# START OF Exercise input
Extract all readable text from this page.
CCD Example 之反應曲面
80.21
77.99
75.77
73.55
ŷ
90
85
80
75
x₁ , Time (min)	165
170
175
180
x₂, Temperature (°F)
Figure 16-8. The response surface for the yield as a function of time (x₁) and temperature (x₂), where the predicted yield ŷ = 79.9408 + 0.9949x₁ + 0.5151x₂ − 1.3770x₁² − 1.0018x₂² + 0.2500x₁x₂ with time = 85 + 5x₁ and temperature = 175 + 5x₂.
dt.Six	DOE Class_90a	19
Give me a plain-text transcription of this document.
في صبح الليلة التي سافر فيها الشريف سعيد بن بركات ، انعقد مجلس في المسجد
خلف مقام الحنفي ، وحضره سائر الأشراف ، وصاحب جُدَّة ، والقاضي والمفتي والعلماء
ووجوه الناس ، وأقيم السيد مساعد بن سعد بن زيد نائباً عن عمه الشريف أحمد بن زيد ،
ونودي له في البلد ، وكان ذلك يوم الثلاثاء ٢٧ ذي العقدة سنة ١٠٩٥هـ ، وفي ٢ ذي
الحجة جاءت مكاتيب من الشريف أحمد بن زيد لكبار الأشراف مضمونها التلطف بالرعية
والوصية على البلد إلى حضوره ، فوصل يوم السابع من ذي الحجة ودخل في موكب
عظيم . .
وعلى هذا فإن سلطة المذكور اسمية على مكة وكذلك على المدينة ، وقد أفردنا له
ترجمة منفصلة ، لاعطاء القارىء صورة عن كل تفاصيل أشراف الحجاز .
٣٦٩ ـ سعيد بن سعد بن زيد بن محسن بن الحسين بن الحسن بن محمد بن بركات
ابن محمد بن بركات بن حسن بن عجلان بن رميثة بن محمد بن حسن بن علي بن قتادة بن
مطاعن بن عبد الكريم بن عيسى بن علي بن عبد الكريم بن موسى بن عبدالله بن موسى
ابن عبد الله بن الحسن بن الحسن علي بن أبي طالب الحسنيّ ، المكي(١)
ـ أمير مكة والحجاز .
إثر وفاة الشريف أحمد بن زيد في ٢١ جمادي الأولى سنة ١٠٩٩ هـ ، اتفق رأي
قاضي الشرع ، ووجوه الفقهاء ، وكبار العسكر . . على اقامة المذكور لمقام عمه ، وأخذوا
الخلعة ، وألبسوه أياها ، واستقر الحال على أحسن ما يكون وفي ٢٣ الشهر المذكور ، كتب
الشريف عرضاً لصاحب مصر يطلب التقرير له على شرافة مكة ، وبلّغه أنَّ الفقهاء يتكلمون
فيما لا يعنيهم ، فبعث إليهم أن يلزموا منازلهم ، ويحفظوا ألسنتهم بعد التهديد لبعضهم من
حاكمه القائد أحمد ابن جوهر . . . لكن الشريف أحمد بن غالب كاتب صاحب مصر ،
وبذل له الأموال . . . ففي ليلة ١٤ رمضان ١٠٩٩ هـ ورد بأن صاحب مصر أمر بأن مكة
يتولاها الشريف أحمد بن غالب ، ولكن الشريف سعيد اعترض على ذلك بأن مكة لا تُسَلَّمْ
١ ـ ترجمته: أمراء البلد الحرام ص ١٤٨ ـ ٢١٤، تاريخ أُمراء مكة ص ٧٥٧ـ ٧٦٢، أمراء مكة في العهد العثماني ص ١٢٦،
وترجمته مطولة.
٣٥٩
# END OF Exercise input
From the listing above, extract every line exactly as it stands.

→ Result of this exercise
Extract all readable text from this page.
CCD Example 之反應曲面
80.21
77.99
75.77
73.55
ŷ
90
85
80
75
x₁ , Time (min)	165
170
175
180
x₂, Temperature (°F)
Figure 16-8. The response surface for the yield as a function of time (x₁) and temperature (x₂), where the predicted yield ŷ = 79.9408 + 0.9949x₁ + 0.5151x₂ − 1.3770x₁² − 1.0018x₂² + 0.2500x₁x₂ with time = 85 + 5x₁ and temperature = 175 + 5x₂.
dt.Six	DOE Class_90a	19
Give me a plain-text transcription of this document.
في صبح الليلة التي سافر فيها الشريف سعيد بن بركات ، انعقد مجلس في المسجد
خلف مقام الحنفي ، وحضره سائر الأشراف ، وصاحب جُدَّة ، والقاضي والمفتي والعلماء
ووجوه الناس ، وأقيم السيد مساعد بن سعد بن زيد نائباً عن عمه الشريف أحمد بن زيد ،
ونودي له في البلد ، وكان ذلك يوم الثلاثاء ٢٧ ذي العقدة سنة ١٠٩٥هـ ، وفي ٢ ذي
الحجة جاءت مكاتيب من الشريف أحمد بن زيد لكبار الأشراف مضمونها التلطف بالرعية
والوصية على البلد إلى حضوره ، فوصل يوم السابع من ذي الحجة ودخل في موكب
عظيم . .
وعلى هذا فإن سلطة المذكور اسمية على مكة وكذلك على المدينة ، وقد أفردنا له
ترجمة منفصلة ، لاعطاء القارىء صورة عن كل تفاصيل أشراف الحجاز .
٣٦٩ ـ سعيد بن سعد بن زيد بن محسن بن الحسين بن الحسن بن محمد بن بركات
ابن محمد بن بركات بن حسن بن عجلان بن رميثة بن محمد بن حسن بن علي بن قتادة بن
مطاعن بن عبد الكريم بن عيسى بن علي بن عبد الكريم بن موسى بن عبدالله بن موسى
ابن عبد الله بن الحسن بن الحسن علي بن أبي طالب الحسنيّ ، المكي(١)
ـ أمير مكة والحجاز .
إثر وفاة الشريف أحمد بن زيد في ٢١ جمادي الأولى سنة ١٠٩٩ هـ ، اتفق رأي
قاضي الشرع ، ووجوه الفقهاء ، وكبار العسكر . . على اقامة المذكور لمقام عمه ، وأخذوا
الخلعة ، وألبسوه أياها ، واستقر الحال على أحسن ما يكون وفي ٢٣ الشهر المذكور ، كتب
الشريف عرضاً لصاحب مصر يطلب التقرير له على شرافة مكة ، وبلّغه أنَّ الفقهاء يتكلمون
فيما لا يعنيهم ، فبعث إليهم أن يلزموا منازلهم ، ويحفظوا ألسنتهم بعد التهديد لبعضهم من
حاكمه القائد أحمد ابن جوهر . . . لكن الشريف أحمد بن غالب كاتب صاحب مصر ،
وبذل له الأموال . . . ففي ليلة ١٤ رمضان ١٠٩٩ هـ ورد بأن صاحب مصر أمر بأن مكة
يتولاها الشريف أحمد بن غالب ، ولكن الشريف سعيد اعترض على ذلك بأن مكة لا تُسَلَّمْ
١ ـ ترجمته: أمراء البلد الحرام ص ١٤٨ ـ ٢١٤، تاريخ أُمراء مكة ص ٧٥٧ـ ٧٦٢، أمراء مكة في العهد العثماني ص ١٢٦،
وترجمته مطولة.
٣٥٩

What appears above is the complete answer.